PROVIDED RECORDS →
▬▬▬▬▬▬
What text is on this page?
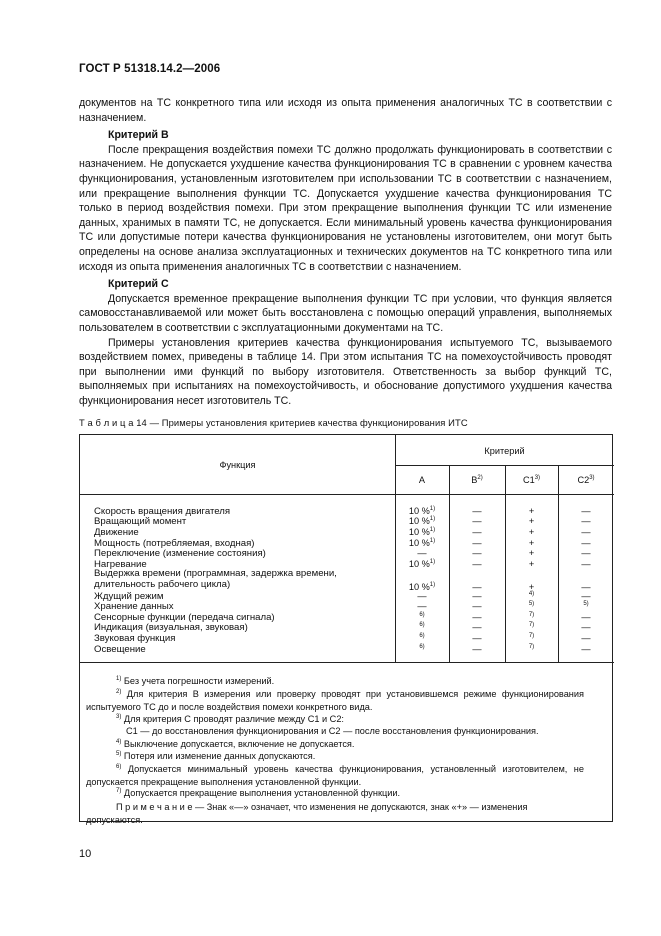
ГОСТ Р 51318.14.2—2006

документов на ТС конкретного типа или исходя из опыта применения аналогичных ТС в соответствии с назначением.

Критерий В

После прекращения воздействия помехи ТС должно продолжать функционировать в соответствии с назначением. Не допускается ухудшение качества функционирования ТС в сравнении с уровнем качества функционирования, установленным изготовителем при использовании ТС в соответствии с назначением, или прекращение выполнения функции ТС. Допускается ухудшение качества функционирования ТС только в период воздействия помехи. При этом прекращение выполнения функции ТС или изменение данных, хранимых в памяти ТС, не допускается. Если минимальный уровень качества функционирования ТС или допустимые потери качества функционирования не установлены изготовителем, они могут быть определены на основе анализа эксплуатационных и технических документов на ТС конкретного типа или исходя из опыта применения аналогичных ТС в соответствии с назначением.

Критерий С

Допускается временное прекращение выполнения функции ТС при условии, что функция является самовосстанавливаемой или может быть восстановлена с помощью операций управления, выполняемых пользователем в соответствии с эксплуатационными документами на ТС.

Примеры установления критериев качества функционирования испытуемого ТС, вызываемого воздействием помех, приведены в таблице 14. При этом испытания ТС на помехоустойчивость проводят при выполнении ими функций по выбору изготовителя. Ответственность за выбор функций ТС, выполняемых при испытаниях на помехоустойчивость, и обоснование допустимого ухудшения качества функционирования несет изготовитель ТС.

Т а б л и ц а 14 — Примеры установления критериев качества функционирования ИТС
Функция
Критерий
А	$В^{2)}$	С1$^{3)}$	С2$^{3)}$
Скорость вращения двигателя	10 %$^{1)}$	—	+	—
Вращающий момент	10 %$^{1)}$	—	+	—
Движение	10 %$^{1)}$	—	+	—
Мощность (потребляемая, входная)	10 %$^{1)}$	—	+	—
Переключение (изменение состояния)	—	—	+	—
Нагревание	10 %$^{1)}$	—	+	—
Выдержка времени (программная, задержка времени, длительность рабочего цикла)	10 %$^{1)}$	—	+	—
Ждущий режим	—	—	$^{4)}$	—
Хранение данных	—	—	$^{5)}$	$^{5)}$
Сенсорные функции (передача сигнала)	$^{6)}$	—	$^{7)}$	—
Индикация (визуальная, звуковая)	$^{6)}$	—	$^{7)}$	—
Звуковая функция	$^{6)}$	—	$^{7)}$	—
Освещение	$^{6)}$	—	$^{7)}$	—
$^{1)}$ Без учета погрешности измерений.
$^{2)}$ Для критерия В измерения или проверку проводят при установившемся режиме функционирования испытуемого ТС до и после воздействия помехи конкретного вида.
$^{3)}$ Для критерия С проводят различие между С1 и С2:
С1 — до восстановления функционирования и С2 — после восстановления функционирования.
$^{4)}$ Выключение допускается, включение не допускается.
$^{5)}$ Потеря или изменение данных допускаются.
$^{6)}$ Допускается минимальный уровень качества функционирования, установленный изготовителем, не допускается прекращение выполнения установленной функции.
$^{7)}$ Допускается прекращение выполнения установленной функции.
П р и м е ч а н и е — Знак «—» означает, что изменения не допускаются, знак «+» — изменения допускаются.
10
▬▬▬▬▬▬
WHAT YOU NEED TO DO → Select every line in the records above that contains the word "допускаются".

COMPLETED TASK →
$^{5)}$ Потеря или изменение данных допускаются.
П р и м е ч а н и е — Знак «—» означает, что изменения не допускаются, знак «+» — изменения допускаются.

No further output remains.